EXERCISE PROMPT » It is required that all of the data be written out exactly.

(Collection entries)
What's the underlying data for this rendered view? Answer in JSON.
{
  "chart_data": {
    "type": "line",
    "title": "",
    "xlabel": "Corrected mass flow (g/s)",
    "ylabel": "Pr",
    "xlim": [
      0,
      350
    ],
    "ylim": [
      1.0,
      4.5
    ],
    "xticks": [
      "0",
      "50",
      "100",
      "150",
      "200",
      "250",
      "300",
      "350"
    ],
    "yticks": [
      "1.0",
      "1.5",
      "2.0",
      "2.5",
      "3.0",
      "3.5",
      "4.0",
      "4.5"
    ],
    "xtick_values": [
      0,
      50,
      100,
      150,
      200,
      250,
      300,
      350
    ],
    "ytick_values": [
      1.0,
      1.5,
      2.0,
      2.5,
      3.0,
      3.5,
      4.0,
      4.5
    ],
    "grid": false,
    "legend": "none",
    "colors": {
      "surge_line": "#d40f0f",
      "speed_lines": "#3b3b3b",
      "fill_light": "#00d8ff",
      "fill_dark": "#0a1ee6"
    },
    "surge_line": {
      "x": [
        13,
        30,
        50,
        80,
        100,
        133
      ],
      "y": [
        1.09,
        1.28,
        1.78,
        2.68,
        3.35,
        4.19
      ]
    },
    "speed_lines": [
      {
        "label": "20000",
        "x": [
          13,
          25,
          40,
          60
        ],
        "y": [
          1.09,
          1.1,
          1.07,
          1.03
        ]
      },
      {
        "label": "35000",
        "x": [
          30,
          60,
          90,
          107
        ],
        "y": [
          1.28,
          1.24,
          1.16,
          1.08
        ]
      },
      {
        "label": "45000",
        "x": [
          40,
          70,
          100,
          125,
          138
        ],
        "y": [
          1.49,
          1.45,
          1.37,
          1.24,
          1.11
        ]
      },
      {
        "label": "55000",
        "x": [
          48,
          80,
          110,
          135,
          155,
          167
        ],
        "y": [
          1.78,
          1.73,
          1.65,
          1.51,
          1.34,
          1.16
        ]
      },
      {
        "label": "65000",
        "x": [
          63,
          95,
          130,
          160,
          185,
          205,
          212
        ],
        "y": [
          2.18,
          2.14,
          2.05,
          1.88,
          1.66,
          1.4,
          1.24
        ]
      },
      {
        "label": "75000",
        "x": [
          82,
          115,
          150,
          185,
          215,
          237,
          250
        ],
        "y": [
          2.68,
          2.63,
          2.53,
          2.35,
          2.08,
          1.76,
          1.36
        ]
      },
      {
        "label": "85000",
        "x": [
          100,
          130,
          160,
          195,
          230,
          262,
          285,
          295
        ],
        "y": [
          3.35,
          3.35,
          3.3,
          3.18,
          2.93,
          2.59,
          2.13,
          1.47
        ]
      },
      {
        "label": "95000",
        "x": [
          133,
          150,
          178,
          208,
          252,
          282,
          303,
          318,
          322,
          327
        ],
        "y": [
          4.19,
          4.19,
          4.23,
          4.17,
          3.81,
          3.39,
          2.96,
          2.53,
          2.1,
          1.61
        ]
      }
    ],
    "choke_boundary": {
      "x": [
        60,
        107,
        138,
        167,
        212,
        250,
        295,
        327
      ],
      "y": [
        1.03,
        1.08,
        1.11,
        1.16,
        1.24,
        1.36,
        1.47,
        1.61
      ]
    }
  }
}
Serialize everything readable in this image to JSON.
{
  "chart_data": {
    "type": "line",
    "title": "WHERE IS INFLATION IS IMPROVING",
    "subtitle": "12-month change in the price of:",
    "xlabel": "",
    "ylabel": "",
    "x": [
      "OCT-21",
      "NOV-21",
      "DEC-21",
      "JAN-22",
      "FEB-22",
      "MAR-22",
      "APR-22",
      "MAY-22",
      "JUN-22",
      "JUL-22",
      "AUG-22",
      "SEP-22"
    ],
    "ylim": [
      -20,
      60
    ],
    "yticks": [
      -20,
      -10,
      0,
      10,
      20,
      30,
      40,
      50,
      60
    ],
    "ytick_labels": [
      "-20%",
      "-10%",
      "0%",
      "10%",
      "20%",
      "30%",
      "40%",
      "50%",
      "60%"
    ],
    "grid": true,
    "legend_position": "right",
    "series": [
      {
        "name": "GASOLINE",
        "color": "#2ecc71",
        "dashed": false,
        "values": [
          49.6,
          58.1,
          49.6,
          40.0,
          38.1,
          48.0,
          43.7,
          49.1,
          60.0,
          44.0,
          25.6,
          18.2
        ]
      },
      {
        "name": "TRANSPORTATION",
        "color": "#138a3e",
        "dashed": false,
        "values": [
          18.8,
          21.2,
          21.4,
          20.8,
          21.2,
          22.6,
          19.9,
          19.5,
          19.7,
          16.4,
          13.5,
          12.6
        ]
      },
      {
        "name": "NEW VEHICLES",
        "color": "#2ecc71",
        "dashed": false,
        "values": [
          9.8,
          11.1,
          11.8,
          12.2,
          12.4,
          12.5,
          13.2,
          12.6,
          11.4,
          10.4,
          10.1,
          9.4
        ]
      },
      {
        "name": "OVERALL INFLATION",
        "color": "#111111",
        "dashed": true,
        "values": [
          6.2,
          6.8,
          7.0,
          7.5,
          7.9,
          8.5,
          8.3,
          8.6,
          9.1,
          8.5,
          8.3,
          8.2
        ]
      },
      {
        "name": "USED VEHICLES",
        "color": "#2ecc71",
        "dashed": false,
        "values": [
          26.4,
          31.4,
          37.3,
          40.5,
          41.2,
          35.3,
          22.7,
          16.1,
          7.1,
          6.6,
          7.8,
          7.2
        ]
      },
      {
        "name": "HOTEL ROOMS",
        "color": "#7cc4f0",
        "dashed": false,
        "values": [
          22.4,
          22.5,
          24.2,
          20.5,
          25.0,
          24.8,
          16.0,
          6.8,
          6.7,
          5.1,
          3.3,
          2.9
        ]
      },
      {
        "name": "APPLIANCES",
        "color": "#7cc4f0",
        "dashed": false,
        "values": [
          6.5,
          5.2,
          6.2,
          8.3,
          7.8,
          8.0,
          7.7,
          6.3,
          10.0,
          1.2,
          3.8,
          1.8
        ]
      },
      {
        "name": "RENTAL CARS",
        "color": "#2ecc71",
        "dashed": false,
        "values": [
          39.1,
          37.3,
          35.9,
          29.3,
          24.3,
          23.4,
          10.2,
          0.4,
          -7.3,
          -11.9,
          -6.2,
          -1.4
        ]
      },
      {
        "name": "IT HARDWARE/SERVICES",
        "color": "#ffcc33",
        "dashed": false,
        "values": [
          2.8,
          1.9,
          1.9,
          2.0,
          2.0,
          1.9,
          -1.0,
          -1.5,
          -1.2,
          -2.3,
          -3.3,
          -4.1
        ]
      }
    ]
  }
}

RESPONSE TO THE EXERCISE »
What's the underlying data for this rendered view? Answer in JSON.
{
  "chart_data": {
    "type": "line",
    "title": "",
    "xlabel": "Corrected mass flow (g/s)",
    "ylabel": "Pr",
    "xlim": [
      0,
      350
    ],
    "ylim": [
      1.0,
      4.5
    ],
    "xticks": [
      "0",
      "50",
      "100",
      "150",
      "200",
      "250",
      "300",
      "350"
    ],
    "yticks": [
      "1.0",
      "1.5",
      "2.0",
      "2.5",
      "3.0",
      "3.5",
      "4.0",
      "4.5"
    ],
    "xtick_values": [
      0,
      50,
      100,
      150,
      200,
      250,
      300,
      350
    ],
    "ytick_values": [
      1.0,
      1.5,
      2.0,
      2.5,
      3.0,
      3.5,
      4.0,
      4.5
    ],
    "grid": false,
    "legend": "none",
    "colors": {
      "surge_line": "#d40f0f",
      "speed_lines": "#3b3b3b",
      "fill_light": "#00d8ff",
      "fill_dark": "#0a1ee6"
    },
    "surge_line": {
      "x": [
        13,
        30,
        50,
        80,
        100,
        133
      ],
      "y": [
        1.09,
        1.28,
        1.78,
        2.68,
        3.35,
        4.19
      ]
    },
    "speed_lines": [
      {
        "label": "20000",
        "x": [
          13,
          25,
          40,
          60
        ],
        "y": [
          1.09,
          1.1,
          1.07,
          1.03
        ]
      },
      {
        "label": "35000",
        "x": [
          30,
          60,
          90,
          107
        ],
        "y": [
          1.28,
          1.24,
          1.16,
          1.08
        ]
      },
      {
        "label": "45000",
        "x": [
          40,
          70,
          100,
          125,
          138
        ],
        "y": [
          1.49,
          1.45,
          1.37,
          1.24,
          1.11
        ]
      },
      {
        "label": "55000",
        "x": [
          48,
          80,
          110,
          135,
          155,
          167
        ],
        "y": [
          1.78,
          1.73,
          1.65,
          1.51,
          1.34,
          1.16
        ]
      },
      {
        "label": "65000",
        "x": [
          63,
          95,
          130,
          160,
          185,
          205,
          212
        ],
        "y": [
          2.18,
          2.14,
          2.05,
          1.88,
          1.66,
          1.4,
          1.24
        ]
      },
      {
        "label": "75000",
        "x": [
          82,
          115,
          150,
          185,
          215,
          237,
          250
        ],
        "y": [
          2.68,
          2.63,
          2.53,
          2.35,
          2.08,
          1.76,
          1.36
        ]
      },
      {
        "label": "85000",
        "x": [
          100,
          130,
          160,
          195,
          230,
          262,
          285,
          295
        ],
        "y": [
          3.35,
          3.35,
          3.3,
          3.18,
          2.93,
          2.59,
          2.13,
          1.47
        ]
      },
      {
        "label": "95000",
        "x": [
          133,
          150,
          178,
          208,
          252,
          282,
          303,
          318,
          322,
          327
        ],
        "y": [
          4.19,
          4.19,
          4.23,
          4.17,
          3.81,
          3.39,
          2.96,
          2.53,
          2.1,
          1.61
        ]
      }
    ],
    "choke_boundary": {
      "x": [
        60,
        107,
        138,
        167,
        212,
        250,
        295,
        327
      ],
      "y": [
        1.03,
        1.08,
        1.11,
        1.16,
        1.24,
        1.36,
        1.47,
        1.61
      ]
    }
  }
}
Serialize everything readable in this image to JSON.
{
  "chart_data": {
    "type": "line",
    "title": "WHERE IS INFLATION IS IMPROVING",
    "subtitle": "12-month change in the price of:",
    "xlabel": "",
    "ylabel": "",
    "x": [
      "OCT-21",
      "NOV-21",
      "DEC-21",
      "JAN-22",
      "FEB-22",
      "MAR-22",
      "APR-22",
      "MAY-22",
      "JUN-22",
      "JUL-22",
      "AUG-22",
      "SEP-22"
    ],
    "ylim": [
      -20,
      60
    ],
    "yticks": [
      -20,
      -10,
      0,
      10,
      20,
      30,
      40,
      50,
      60
    ],
    "ytick_labels": [
      "-20%",
      "-10%",
      "0%",
      "10%",
      "20%",
      "30%",
      "40%",
      "50%",
      "60%"
    ],
    "grid": true,
    "legend_position": "right",
    "series": [
      {
        "name": "GASOLINE",
        "color": "#2ecc71",
        "dashed": false,
        "values": [
          49.6,
          58.1,
          49.6,
          40.0,
          38.1,
          48.0,
          43.7,
          49.1,
          60.0,
          44.0,
          25.6,
          18.2
        ]
      },
      {
        "name": "TRANSPORTATION",
        "color": "#138a3e",
        "dashed": false,
        "values": [
          18.8,
          21.2,
          21.4,
          20.8,
          21.2,
          22.6,
          19.9,
          19.5,
          19.7,
          16.4,
          13.5,
          12.6
        ]
      },
      {
        "name": "NEW VEHICLES",
        "color": "#2ecc71",
        "dashed": false,
        "values": [
          9.8,
          11.1,
          11.8,
          12.2,
          12.4,
          12.5,
          13.2,
          12.6,
          11.4,
          10.4,
          10.1,
          9.4
        ]
      },
      {
        "name": "OVERALL INFLATION",
        "color": "#111111",
        "dashed": true,
        "values": [
          6.2,
          6.8,
          7.0,
          7.5,
          7.9,
          8.5,
          8.3,
          8.6,
          9.1,
          8.5,
          8.3,
          8.2
        ]
      },
      {
        "name": "USED VEHICLES",
        "color": "#2ecc71",
        "dashed": false,
        "values": [
          26.4,
          31.4,
          37.3,
          40.5,
          41.2,
          35.3,
          22.7,
          16.1,
          7.1,
          6.6,
          7.8,
          7.2
        ]
      },
      {
        "name": "HOTEL ROOMS",
        "color": "#7cc4f0",
        "dashed": false,
        "values": [
          22.4,
          22.5,
          24.2,
          20.5,
          25.0,
          24.8,
          16.0,
          6.8,
          6.7,
          5.1,
          3.3,
          2.9
        ]
      },
      {
        "name": "APPLIANCES",
        "color": "#7cc4f0",
        "dashed": false,
        "values": [
          6.5,
          5.2,
          6.2,
          8.3,
          7.8,
          8.0,
          7.7,
          6.3,
          10.0,
          1.2,
          3.8,
          1.8
        ]
      },
      {
        "name": "RENTAL CARS",
        "color": "#2ecc71",
        "dashed": false,
        "values": [
          39.1,
          37.3,
          35.9,
          29.3,
          24.3,
          23.4,
          10.2,
          0.4,
          -7.3,
          -11.9,
          -6.2,
          -1.4
        ]
      },
      {
        "name": "IT HARDWARE/SERVICES",
        "color": "#ffcc33",
        "dashed": false,
        "values": [
          2.8,
          1.9,
          1.9,
          2.0,
          2.0,
          1.9,
          -1.0,
          -1.5,
          -1.2,
          -2.3,
          -3.3,
          -4.1
        ]
      }
    ]
  }
}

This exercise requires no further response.